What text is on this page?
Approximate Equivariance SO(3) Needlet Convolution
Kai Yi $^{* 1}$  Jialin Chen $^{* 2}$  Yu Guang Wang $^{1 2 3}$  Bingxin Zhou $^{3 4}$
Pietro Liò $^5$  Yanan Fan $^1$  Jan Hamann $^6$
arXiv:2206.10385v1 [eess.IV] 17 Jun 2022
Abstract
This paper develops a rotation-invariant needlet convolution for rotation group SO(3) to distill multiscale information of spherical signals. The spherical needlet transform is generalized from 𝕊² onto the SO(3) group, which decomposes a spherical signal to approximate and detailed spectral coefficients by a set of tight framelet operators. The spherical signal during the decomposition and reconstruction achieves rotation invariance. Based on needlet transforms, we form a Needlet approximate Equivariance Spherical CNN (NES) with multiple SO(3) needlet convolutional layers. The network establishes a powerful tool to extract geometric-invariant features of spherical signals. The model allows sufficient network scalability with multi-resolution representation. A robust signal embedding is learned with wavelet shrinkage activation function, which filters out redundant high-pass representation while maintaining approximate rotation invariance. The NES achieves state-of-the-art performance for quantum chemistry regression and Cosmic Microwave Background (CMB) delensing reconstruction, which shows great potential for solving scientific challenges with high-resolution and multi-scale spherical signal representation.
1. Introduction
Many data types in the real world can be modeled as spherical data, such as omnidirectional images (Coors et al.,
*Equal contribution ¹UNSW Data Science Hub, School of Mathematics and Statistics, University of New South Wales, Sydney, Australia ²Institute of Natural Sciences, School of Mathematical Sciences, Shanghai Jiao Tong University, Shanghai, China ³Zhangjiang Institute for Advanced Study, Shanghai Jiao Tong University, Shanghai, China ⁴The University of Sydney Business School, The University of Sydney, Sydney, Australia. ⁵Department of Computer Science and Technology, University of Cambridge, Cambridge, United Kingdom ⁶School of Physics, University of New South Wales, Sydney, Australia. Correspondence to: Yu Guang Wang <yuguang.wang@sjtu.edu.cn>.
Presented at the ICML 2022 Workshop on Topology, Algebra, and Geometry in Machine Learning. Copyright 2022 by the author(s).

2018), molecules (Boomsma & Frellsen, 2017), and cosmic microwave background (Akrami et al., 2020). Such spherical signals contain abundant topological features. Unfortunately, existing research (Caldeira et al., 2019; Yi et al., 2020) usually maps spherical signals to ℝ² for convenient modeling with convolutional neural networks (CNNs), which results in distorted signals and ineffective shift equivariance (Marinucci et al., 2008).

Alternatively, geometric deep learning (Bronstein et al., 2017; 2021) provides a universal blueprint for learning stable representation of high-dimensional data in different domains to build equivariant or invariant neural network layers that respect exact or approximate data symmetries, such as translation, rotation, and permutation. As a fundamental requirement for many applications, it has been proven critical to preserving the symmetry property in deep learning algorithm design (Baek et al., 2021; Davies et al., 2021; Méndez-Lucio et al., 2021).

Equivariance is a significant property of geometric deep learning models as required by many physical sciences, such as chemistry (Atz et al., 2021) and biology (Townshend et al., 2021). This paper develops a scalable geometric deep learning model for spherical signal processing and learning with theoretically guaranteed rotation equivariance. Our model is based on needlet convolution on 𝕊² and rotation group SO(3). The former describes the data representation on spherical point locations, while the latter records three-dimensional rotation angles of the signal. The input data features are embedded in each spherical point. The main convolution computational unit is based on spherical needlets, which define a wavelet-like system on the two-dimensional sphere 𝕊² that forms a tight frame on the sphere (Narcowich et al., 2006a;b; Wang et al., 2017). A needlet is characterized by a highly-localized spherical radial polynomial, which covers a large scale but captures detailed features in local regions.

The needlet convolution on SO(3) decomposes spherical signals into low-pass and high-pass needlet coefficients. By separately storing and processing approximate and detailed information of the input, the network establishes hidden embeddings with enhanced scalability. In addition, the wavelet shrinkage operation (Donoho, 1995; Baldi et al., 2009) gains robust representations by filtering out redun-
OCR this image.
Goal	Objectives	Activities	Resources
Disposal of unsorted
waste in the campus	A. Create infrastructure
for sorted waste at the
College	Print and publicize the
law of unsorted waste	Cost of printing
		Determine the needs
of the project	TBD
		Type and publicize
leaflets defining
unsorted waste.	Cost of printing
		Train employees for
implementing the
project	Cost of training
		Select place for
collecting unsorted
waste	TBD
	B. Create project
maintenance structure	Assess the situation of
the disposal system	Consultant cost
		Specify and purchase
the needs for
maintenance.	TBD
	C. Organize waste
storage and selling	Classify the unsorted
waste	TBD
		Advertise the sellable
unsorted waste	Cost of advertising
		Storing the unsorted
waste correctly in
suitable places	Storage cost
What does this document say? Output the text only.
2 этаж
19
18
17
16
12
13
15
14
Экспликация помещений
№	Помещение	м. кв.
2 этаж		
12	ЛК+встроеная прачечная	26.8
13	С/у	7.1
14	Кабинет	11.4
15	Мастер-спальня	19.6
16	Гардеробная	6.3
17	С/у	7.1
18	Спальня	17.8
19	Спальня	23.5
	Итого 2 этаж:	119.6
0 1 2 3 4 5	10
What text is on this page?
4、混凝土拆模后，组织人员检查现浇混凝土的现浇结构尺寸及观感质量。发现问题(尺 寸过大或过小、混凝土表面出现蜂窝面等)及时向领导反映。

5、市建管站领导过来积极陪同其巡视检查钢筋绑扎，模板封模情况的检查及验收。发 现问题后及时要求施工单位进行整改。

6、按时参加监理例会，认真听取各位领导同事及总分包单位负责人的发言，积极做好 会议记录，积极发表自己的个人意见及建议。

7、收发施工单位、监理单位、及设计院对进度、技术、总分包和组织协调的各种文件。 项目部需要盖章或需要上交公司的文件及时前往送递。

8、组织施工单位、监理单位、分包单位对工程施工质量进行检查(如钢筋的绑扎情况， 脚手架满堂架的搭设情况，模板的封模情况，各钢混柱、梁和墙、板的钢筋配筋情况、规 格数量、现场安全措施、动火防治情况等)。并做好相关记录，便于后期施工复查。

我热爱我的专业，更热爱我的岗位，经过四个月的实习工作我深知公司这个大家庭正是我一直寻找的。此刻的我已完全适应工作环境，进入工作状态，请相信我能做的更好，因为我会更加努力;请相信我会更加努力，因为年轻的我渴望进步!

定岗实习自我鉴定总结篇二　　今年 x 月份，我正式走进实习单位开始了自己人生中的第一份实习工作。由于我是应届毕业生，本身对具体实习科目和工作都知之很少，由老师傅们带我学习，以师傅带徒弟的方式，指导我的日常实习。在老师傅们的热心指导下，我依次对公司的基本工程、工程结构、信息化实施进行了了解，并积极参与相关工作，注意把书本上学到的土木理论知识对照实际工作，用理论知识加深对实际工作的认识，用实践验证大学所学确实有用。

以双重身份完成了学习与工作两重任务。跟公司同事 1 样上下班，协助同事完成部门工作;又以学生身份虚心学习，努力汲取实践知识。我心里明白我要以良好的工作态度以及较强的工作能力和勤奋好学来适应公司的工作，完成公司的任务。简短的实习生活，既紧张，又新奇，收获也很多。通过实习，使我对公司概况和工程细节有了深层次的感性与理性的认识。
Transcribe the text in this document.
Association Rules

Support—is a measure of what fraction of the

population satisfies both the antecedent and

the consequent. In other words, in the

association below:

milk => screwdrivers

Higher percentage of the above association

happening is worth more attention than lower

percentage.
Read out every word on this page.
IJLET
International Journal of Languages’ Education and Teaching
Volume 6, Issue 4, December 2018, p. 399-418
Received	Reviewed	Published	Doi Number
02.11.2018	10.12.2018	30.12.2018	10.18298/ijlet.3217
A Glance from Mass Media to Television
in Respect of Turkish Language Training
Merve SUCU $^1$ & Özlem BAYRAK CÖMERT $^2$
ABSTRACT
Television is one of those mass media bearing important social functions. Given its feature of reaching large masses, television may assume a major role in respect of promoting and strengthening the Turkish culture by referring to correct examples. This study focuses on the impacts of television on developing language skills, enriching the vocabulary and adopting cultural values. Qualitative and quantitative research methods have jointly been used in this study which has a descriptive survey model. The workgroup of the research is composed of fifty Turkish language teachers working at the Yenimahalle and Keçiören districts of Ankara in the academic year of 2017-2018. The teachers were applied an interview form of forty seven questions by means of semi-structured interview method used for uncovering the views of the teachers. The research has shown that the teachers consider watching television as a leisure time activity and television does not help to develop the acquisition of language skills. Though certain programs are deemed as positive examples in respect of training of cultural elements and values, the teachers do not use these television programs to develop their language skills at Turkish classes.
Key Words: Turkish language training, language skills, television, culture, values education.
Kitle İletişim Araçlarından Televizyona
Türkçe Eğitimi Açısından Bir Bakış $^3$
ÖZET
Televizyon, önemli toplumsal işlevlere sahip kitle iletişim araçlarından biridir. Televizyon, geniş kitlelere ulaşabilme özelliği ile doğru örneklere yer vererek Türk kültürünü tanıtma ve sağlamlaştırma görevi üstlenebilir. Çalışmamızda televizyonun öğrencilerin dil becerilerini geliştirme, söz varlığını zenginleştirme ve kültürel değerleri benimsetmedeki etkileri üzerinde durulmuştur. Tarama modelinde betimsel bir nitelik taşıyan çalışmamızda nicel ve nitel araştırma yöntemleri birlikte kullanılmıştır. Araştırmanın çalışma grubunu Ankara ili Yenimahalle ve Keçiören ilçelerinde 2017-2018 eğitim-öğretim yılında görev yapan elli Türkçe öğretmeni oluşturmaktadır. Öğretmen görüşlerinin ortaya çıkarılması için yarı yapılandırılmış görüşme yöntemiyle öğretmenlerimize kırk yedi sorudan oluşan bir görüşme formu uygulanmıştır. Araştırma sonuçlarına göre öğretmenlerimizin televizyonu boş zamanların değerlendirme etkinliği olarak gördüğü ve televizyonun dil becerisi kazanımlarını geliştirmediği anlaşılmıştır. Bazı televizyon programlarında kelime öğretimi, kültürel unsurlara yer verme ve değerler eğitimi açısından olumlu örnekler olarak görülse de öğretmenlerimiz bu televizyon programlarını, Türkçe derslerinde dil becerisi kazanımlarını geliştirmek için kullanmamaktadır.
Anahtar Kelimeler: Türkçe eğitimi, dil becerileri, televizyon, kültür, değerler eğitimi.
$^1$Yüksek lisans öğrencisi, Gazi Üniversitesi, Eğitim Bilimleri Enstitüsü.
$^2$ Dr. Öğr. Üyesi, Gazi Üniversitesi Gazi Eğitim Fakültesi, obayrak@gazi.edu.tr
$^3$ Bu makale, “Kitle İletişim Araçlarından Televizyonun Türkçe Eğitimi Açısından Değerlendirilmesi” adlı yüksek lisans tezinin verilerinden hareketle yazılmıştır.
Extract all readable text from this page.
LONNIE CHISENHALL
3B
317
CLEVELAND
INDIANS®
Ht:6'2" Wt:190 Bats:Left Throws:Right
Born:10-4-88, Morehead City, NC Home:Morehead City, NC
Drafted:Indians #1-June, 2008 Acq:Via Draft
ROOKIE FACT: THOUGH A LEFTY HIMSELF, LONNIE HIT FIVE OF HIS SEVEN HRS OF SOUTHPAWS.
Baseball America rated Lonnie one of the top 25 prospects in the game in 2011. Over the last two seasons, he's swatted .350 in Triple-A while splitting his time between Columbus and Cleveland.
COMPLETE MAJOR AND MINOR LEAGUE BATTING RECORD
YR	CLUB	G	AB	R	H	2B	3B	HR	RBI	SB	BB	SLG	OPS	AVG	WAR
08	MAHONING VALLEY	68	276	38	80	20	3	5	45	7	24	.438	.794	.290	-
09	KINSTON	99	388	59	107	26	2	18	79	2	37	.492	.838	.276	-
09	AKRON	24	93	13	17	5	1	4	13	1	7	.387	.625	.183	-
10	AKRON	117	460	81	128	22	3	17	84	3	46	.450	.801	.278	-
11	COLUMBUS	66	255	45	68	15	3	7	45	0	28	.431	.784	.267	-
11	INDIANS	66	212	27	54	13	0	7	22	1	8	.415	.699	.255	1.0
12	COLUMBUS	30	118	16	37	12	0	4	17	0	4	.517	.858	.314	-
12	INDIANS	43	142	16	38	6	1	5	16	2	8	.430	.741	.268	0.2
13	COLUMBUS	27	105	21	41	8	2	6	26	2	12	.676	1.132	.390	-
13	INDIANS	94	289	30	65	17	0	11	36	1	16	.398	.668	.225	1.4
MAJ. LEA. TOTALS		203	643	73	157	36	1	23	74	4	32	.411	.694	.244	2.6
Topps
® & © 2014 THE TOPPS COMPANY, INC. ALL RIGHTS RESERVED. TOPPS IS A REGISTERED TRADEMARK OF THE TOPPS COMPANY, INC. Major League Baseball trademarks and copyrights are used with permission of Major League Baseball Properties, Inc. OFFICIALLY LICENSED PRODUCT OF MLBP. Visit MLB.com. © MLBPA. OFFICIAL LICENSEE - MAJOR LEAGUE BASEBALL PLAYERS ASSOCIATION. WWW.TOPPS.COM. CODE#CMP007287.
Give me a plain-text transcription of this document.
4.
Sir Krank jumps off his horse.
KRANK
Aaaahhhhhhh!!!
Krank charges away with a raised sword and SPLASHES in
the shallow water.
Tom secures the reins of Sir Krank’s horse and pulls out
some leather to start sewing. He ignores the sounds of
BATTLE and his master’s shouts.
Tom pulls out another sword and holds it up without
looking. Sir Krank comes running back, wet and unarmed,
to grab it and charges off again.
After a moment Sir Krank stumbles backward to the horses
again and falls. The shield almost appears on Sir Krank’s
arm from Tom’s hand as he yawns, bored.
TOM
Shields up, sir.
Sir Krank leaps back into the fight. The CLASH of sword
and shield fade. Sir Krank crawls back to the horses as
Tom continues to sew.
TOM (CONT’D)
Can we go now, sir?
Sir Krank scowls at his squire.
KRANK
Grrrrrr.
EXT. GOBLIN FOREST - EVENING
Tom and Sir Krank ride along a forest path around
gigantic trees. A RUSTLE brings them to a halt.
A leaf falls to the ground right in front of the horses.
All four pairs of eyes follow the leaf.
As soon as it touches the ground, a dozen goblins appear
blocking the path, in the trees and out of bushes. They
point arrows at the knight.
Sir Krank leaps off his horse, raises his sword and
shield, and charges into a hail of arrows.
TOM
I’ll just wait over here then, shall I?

· · ·

▸ PROBLEM
Among the lines above, how many contain the string "AKRON"? State the number alone.

▸ SOLUTION FOR THIS EXERCISE
2